Source records:
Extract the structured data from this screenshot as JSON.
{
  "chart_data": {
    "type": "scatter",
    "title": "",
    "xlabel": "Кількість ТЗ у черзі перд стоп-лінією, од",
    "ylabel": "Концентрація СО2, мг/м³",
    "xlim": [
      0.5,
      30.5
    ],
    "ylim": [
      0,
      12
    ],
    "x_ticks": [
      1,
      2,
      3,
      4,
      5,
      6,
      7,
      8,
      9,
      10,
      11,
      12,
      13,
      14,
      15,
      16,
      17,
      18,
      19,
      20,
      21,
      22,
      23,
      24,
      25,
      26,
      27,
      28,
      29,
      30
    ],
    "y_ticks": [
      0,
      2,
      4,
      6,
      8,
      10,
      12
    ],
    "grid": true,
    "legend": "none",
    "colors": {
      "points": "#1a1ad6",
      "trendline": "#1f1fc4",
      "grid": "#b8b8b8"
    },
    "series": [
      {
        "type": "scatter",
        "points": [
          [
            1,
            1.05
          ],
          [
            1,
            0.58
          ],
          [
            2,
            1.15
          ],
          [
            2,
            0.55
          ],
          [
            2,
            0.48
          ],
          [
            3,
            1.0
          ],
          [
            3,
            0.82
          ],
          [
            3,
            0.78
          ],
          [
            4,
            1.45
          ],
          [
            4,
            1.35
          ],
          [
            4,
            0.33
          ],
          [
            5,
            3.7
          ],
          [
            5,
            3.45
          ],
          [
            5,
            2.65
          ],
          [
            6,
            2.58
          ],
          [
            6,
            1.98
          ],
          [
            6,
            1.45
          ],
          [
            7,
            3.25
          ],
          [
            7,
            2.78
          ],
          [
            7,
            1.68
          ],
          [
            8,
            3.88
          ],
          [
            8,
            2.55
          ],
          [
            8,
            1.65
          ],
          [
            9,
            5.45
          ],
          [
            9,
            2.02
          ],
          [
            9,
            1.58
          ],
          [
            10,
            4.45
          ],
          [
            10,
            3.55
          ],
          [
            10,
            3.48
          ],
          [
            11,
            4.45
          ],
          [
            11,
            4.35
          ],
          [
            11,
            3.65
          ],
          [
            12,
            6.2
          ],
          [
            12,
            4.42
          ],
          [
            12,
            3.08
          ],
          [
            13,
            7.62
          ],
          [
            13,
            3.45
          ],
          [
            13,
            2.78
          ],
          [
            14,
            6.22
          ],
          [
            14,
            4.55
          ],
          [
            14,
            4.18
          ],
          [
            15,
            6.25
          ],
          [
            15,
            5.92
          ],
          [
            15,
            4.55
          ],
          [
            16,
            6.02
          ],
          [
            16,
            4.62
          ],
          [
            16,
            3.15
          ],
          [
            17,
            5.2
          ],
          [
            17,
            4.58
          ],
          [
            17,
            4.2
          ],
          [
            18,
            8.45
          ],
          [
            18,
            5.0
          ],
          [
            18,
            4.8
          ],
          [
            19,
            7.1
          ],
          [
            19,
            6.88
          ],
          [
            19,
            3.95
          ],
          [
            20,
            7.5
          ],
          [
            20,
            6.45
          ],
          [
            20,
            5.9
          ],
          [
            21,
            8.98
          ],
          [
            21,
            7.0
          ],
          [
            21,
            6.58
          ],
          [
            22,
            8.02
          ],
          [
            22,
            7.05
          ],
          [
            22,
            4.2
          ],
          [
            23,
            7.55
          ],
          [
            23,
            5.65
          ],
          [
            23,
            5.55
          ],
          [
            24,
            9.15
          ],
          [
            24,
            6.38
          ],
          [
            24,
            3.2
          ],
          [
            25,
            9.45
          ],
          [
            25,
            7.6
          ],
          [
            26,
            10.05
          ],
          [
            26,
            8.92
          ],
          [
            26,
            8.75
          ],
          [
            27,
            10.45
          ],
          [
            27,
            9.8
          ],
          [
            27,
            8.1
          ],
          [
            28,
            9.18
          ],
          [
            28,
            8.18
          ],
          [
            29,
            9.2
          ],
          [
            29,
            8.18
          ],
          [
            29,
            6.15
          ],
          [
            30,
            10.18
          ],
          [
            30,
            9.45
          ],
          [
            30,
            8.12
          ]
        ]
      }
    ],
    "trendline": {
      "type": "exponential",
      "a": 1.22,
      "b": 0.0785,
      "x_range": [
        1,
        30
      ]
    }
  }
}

Problem description:
Write out the entire listing exactly.

The response:
Extract the structured data from this screenshot as JSON.
{
  "chart_data": {
    "type": "scatter",
    "title": "",
    "xlabel": "Кількість ТЗ у черзі перд стоп-лінією, од",
    "ylabel": "Концентрація СО2, мг/м³",
    "xlim": [
      0.5,
      30.5
    ],
    "ylim": [
      0,
      12
    ],
    "x_ticks": [
      1,
      2,
      3,
      4,
      5,
      6,
      7,
      8,
      9,
      10,
      11,
      12,
      13,
      14,
      15,
      16,
      17,
      18,
      19,
      20,
      21,
      22,
      23,
      24,
      25,
      26,
      27,
      28,
      29,
      30
    ],
    "y_ticks": [
      0,
      2,
      4,
      6,
      8,
      10,
      12
    ],
    "grid": true,
    "legend": "none",
    "colors": {
      "points": "#1a1ad6",
      "trendline": "#1f1fc4",
      "grid": "#b8b8b8"
    },
    "series": [
      {
        "type": "scatter",
        "points": [
          [
            1,
            1.05
          ],
          [
            1,
            0.58
          ],
          [
            2,
            1.15
          ],
          [
            2,
            0.55
          ],
          [
            2,
            0.48
          ],
          [
            3,
            1.0
          ],
          [
            3,
            0.82
          ],
          [
            3,
            0.78
          ],
          [
            4,
            1.45
          ],
          [
            4,
            1.35
          ],
          [
            4,
            0.33
          ],
          [
            5,
            3.7
          ],
          [
            5,
            3.45
          ],
          [
            5,
            2.65
          ],
          [
            6,
            2.58
          ],
          [
            6,
            1.98
          ],
          [
            6,
            1.45
          ],
          [
            7,
            3.25
          ],
          [
            7,
            2.78
          ],
          [
            7,
            1.68
          ],
          [
            8,
            3.88
          ],
          [
            8,
            2.55
          ],
          [
            8,
            1.65
          ],
          [
            9,
            5.45
          ],
          [
            9,
            2.02
          ],
          [
            9,
            1.58
          ],
          [
            10,
            4.45
          ],
          [
            10,
            3.55
          ],
          [
            10,
            3.48
          ],
          [
            11,
            4.45
          ],
          [
            11,
            4.35
          ],
          [
            11,
            3.65
          ],
          [
            12,
            6.2
          ],
          [
            12,
            4.42
          ],
          [
            12,
            3.08
          ],
          [
            13,
            7.62
          ],
          [
            13,
            3.45
          ],
          [
            13,
            2.78
          ],
          [
            14,
            6.22
          ],
          [
            14,
            4.55
          ],
          [
            14,
            4.18
          ],
          [
            15,
            6.25
          ],
          [
            15,
            5.92
          ],
          [
            15,
            4.55
          ],
          [
            16,
            6.02
          ],
          [
            16,
            4.62
          ],
          [
            16,
            3.15
          ],
          [
            17,
            5.2
          ],
          [
            17,
            4.58
          ],
          [
            17,
            4.2
          ],
          [
            18,
            8.45
          ],
          [
            18,
            5.0
          ],
          [
            18,
            4.8
          ],
          [
            19,
            7.1
          ],
          [
            19,
            6.88
          ],
          [
            19,
            3.95
          ],
          [
            20,
            7.5
          ],
          [
            20,
            6.45
          ],
          [
            20,
            5.9
          ],
          [
            21,
            8.98
          ],
          [
            21,
            7.0
          ],
          [
            21,
            6.58
          ],
          [
            22,
            8.02
          ],
          [
            22,
            7.05
          ],
          [
            22,
            4.2
          ],
          [
            23,
            7.55
          ],
          [
            23,
            5.65
          ],
          [
            23,
            5.55
          ],
          [
            24,
            9.15
          ],
          [
            24,
            6.38
          ],
          [
            24,
            3.2
          ],
          [
            25,
            9.45
          ],
          [
            25,
            7.6
          ],
          [
            26,
            10.05
          ],
          [
            26,
            8.92
          ],
          [
            26,
            8.75
          ],
          [
            27,
            10.45
          ],
          [
            27,
            9.8
          ],
          [
            27,
            8.1
          ],
          [
            28,
            9.18
          ],
          [
            28,
            8.18
          ],
          [
            29,
            9.2
          ],
          [
            29,
            8.18
          ],
          [
            29,
            6.15
          ],
          [
            30,
            10.18
          ],
          [
            30,
            9.45
          ],
          [
            30,
            8.12
          ]
        ]
      }
    ],
    "trendline": {
      "type": "exponential",
      "a": 1.22,
      "b": 0.0785,
      "x_range": [
        1,
        30
      ]
    }
  }
}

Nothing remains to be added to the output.